(Figure record listings)
::::::::

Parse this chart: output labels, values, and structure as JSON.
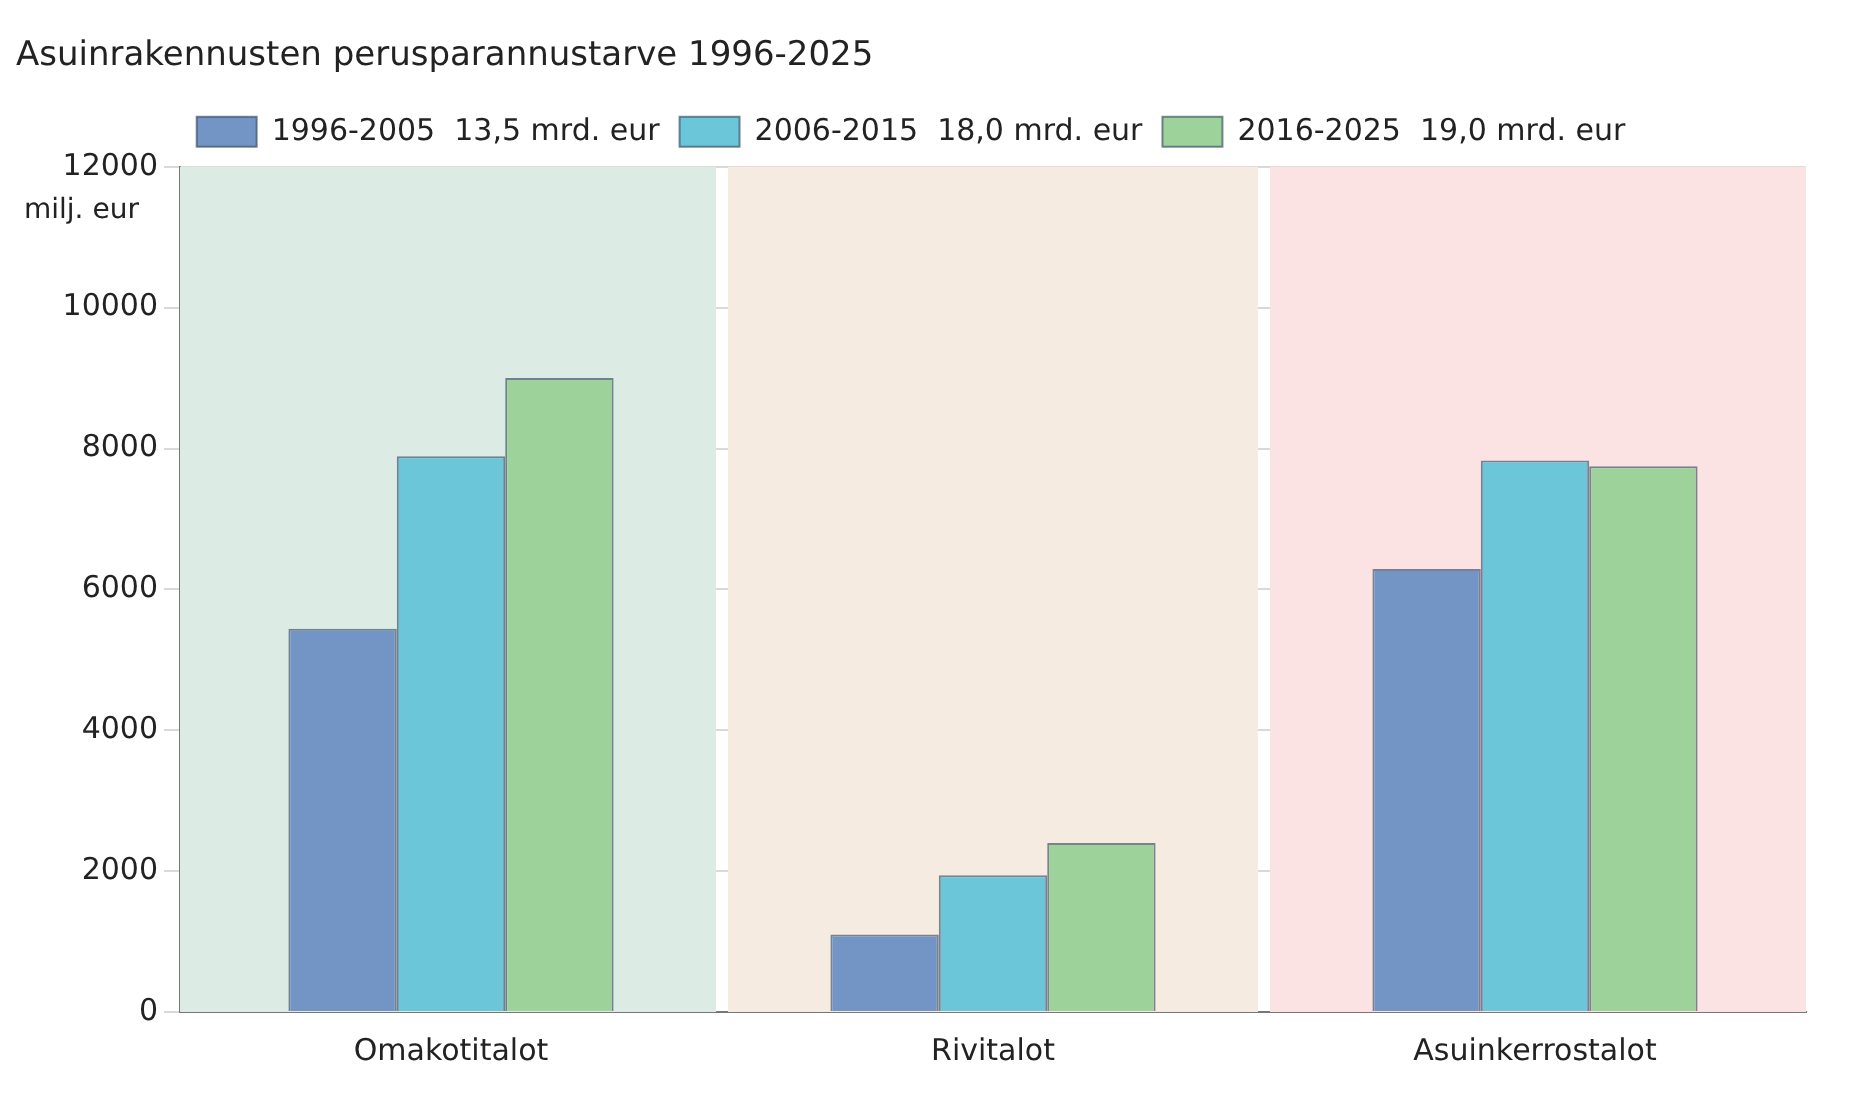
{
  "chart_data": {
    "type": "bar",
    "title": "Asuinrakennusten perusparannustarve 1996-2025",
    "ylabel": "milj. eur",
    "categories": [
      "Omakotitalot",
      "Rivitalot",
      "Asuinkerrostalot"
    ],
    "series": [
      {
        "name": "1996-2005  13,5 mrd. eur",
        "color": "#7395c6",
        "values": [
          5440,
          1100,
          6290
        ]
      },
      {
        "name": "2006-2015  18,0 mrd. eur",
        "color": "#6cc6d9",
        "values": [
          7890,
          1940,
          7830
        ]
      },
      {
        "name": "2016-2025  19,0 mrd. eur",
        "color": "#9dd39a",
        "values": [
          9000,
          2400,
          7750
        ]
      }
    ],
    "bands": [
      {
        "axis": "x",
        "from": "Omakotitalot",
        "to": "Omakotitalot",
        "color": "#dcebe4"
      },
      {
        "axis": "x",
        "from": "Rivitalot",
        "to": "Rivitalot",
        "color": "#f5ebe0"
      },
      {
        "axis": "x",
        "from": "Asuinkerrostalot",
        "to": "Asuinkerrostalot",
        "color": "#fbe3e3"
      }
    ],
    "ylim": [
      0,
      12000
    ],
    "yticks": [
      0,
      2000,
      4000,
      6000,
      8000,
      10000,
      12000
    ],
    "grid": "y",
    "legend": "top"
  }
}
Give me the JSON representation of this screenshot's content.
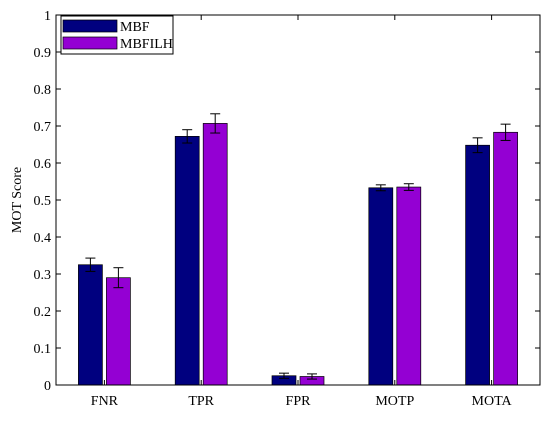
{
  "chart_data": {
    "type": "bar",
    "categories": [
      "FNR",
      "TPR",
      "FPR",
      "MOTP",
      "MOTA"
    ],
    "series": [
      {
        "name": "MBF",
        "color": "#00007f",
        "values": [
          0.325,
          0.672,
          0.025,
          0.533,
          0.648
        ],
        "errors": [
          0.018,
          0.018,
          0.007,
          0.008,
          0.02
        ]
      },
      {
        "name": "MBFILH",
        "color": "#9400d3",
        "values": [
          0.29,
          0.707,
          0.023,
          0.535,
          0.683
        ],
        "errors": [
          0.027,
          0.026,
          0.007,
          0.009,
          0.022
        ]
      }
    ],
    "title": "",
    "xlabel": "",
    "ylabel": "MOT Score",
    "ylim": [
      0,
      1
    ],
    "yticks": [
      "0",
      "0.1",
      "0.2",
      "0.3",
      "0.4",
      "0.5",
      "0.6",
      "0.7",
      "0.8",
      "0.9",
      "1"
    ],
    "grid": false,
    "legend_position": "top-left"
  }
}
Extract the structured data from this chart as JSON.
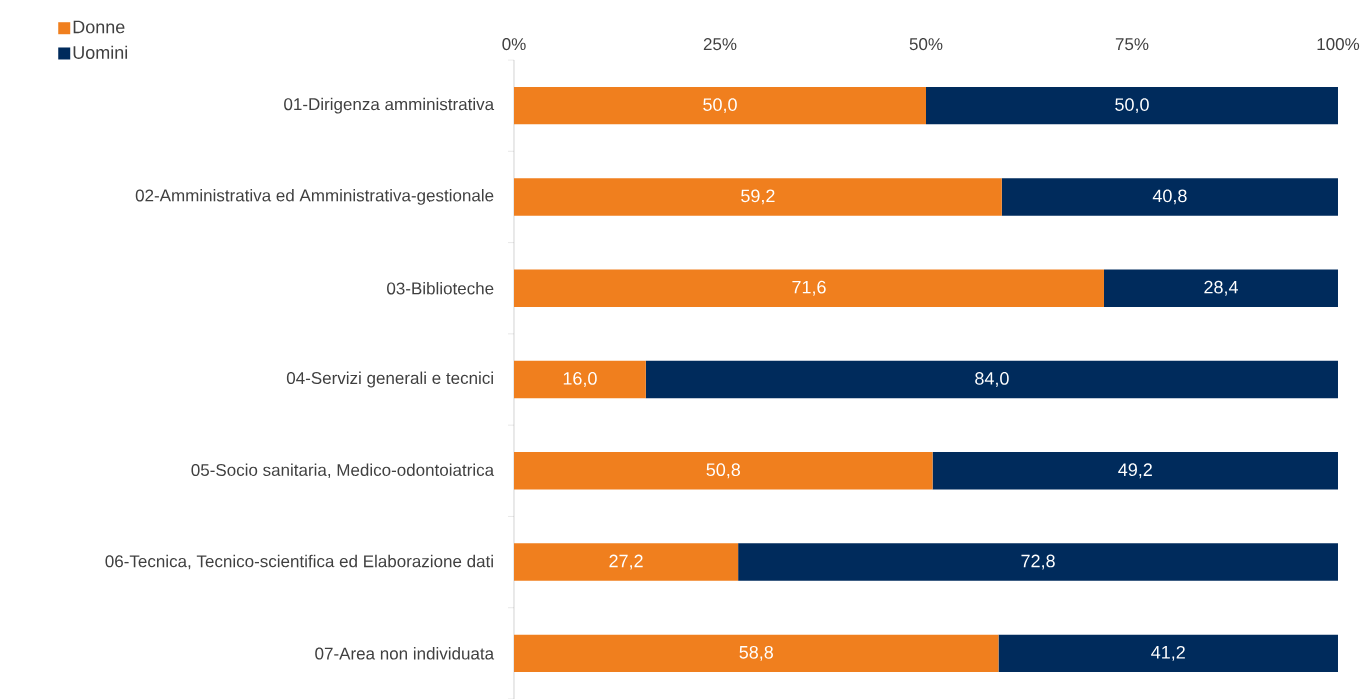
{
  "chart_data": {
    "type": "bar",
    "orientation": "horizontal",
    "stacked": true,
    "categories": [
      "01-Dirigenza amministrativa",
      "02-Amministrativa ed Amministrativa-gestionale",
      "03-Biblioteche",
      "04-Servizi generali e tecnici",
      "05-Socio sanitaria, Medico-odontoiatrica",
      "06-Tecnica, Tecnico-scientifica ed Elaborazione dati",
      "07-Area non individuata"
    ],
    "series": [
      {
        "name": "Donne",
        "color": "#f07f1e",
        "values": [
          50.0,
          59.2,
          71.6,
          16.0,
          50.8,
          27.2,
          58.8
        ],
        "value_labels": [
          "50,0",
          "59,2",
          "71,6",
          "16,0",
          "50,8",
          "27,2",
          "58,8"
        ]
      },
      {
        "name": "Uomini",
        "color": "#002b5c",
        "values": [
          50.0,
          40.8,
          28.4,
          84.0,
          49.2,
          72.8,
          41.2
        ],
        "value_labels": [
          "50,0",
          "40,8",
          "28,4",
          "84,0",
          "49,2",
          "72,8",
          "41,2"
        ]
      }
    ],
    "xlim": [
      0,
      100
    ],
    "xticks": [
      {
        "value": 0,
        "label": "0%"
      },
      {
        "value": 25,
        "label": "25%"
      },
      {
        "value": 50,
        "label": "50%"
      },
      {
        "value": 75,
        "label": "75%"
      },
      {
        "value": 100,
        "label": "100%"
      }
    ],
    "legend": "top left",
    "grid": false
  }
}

::::::::

## WHAT IS REQUIRED
Starting at the line that holds "Extract the structured", repeat every line through the end of the listing exactly as written, skipping any picture.

## RESPONSE TO THIS EXERCISE
Extract the structured data from this chart as JSON.
{
  "chart_data": {
    "type": "bar",
    "orientation": "horizontal",
    "stacked": true,
    "categories": [
      "01-Dirigenza amministrativa",
      "02-Amministrativa ed Amministrativa-gestionale",
      "03-Biblioteche",
      "04-Servizi generali e tecnici",
      "05-Socio sanitaria, Medico-odontoiatrica",
      "06-Tecnica, Tecnico-scientifica ed Elaborazione dati",
      "07-Area non individuata"
    ],
    "series": [
      {
        "name": "Donne",
        "color": "#f07f1e",
        "values": [
          50.0,
          59.2,
          71.6,
          16.0,
          50.8,
          27.2,
          58.8
        ],
        "value_labels": [
          "50,0",
          "59,2",
          "71,6",
          "16,0",
          "50,8",
          "27,2",
          "58,8"
        ]
      },
      {
        "name": "Uomini",
        "color": "#002b5c",
        "values": [
          50.0,
          40.8,
          28.4,
          84.0,
          49.2,
          72.8,
          41.2
        ],
        "value_labels": [
          "50,0",
          "40,8",
          "28,4",
          "84,0",
          "49,2",
          "72,8",
          "41,2"
        ]
      }
    ],
    "xlim": [
      0,
      100
    ],
    "xticks": [
      {
        "value": 0,
        "label": "0%"
      },
      {
        "value": 25,
        "label": "25%"
      },
      {
        "value": 50,
        "label": "50%"
      },
      {
        "value": 75,
        "label": "75%"
      },
      {
        "value": 100,
        "label": "100%"
      }
    ],
    "legend": "top left",
    "grid": false
  }
}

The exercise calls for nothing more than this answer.